§ **Given data**
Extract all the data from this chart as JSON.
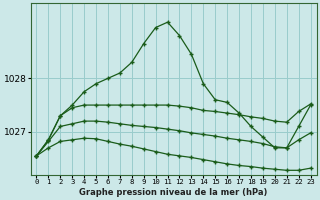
{
  "title": "Graphe pression niveau de la mer (hPa)",
  "background_color": "#cce8e8",
  "grid_color": "#99cccc",
  "line_color": "#1a5c1a",
  "x_labels": [
    "0",
    "1",
    "2",
    "3",
    "4",
    "5",
    "6",
    "7",
    "8",
    "9",
    "10",
    "11",
    "12",
    "13",
    "14",
    "15",
    "16",
    "17",
    "18",
    "19",
    "20",
    "21",
    "22",
    "23"
  ],
  "ylim": [
    1026.2,
    1029.4
  ],
  "yticks": [
    1027,
    1028
  ],
  "series_main": [
    1026.55,
    1026.85,
    1027.3,
    1027.5,
    1027.75,
    1027.9,
    1028.0,
    1028.1,
    1028.3,
    1028.65,
    1028.95,
    1029.05,
    1028.8,
    1028.45,
    1027.9,
    1027.6,
    1027.55,
    1027.35,
    1027.1,
    1026.9,
    1026.7,
    1026.7,
    1027.1,
    1027.5
  ],
  "series_flat1": [
    1026.55,
    1026.85,
    1027.3,
    1027.45,
    1027.5,
    1027.5,
    1027.5,
    1027.5,
    1027.5,
    1027.5,
    1027.5,
    1027.5,
    1027.48,
    1027.45,
    1027.4,
    1027.38,
    1027.35,
    1027.32,
    1027.28,
    1027.25,
    1027.2,
    1027.18,
    1027.38,
    1027.52
  ],
  "series_flat2": [
    1026.55,
    1026.82,
    1027.1,
    1027.15,
    1027.2,
    1027.2,
    1027.18,
    1027.15,
    1027.12,
    1027.1,
    1027.08,
    1027.05,
    1027.02,
    1026.98,
    1026.95,
    1026.92,
    1026.88,
    1026.85,
    1026.82,
    1026.78,
    1026.72,
    1026.7,
    1026.85,
    1026.98
  ],
  "series_flat3": [
    1026.55,
    1026.7,
    1026.82,
    1026.85,
    1026.88,
    1026.87,
    1026.82,
    1026.77,
    1026.73,
    1026.68,
    1026.63,
    1026.58,
    1026.55,
    1026.52,
    1026.48,
    1026.44,
    1026.4,
    1026.37,
    1026.35,
    1026.32,
    1026.3,
    1026.28,
    1026.28,
    1026.32
  ]
}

§ **Written task**
Your copy of the data above should match it exactly, except that pictures are left out.

§ **Expected output**
Extract all the data from this chart as JSON.
{
  "title": "Graphe pression niveau de la mer (hPa)",
  "background_color": "#cce8e8",
  "grid_color": "#99cccc",
  "line_color": "#1a5c1a",
  "x_labels": [
    "0",
    "1",
    "2",
    "3",
    "4",
    "5",
    "6",
    "7",
    "8",
    "9",
    "10",
    "11",
    "12",
    "13",
    "14",
    "15",
    "16",
    "17",
    "18",
    "19",
    "20",
    "21",
    "22",
    "23"
  ],
  "ylim": [
    1026.2,
    1029.4
  ],
  "yticks": [
    1027,
    1028
  ],
  "series_main": [
    1026.55,
    1026.85,
    1027.3,
    1027.5,
    1027.75,
    1027.9,
    1028.0,
    1028.1,
    1028.3,
    1028.65,
    1028.95,
    1029.05,
    1028.8,
    1028.45,
    1027.9,
    1027.6,
    1027.55,
    1027.35,
    1027.1,
    1026.9,
    1026.7,
    1026.7,
    1027.1,
    1027.5
  ],
  "series_flat1": [
    1026.55,
    1026.85,
    1027.3,
    1027.45,
    1027.5,
    1027.5,
    1027.5,
    1027.5,
    1027.5,
    1027.5,
    1027.5,
    1027.5,
    1027.48,
    1027.45,
    1027.4,
    1027.38,
    1027.35,
    1027.32,
    1027.28,
    1027.25,
    1027.2,
    1027.18,
    1027.38,
    1027.52
  ],
  "series_flat2": [
    1026.55,
    1026.82,
    1027.1,
    1027.15,
    1027.2,
    1027.2,
    1027.18,
    1027.15,
    1027.12,
    1027.1,
    1027.08,
    1027.05,
    1027.02,
    1026.98,
    1026.95,
    1026.92,
    1026.88,
    1026.85,
    1026.82,
    1026.78,
    1026.72,
    1026.7,
    1026.85,
    1026.98
  ],
  "series_flat3": [
    1026.55,
    1026.7,
    1026.82,
    1026.85,
    1026.88,
    1026.87,
    1026.82,
    1026.77,
    1026.73,
    1026.68,
    1026.63,
    1026.58,
    1026.55,
    1026.52,
    1026.48,
    1026.44,
    1026.4,
    1026.37,
    1026.35,
    1026.32,
    1026.3,
    1026.28,
    1026.28,
    1026.32
  ]
}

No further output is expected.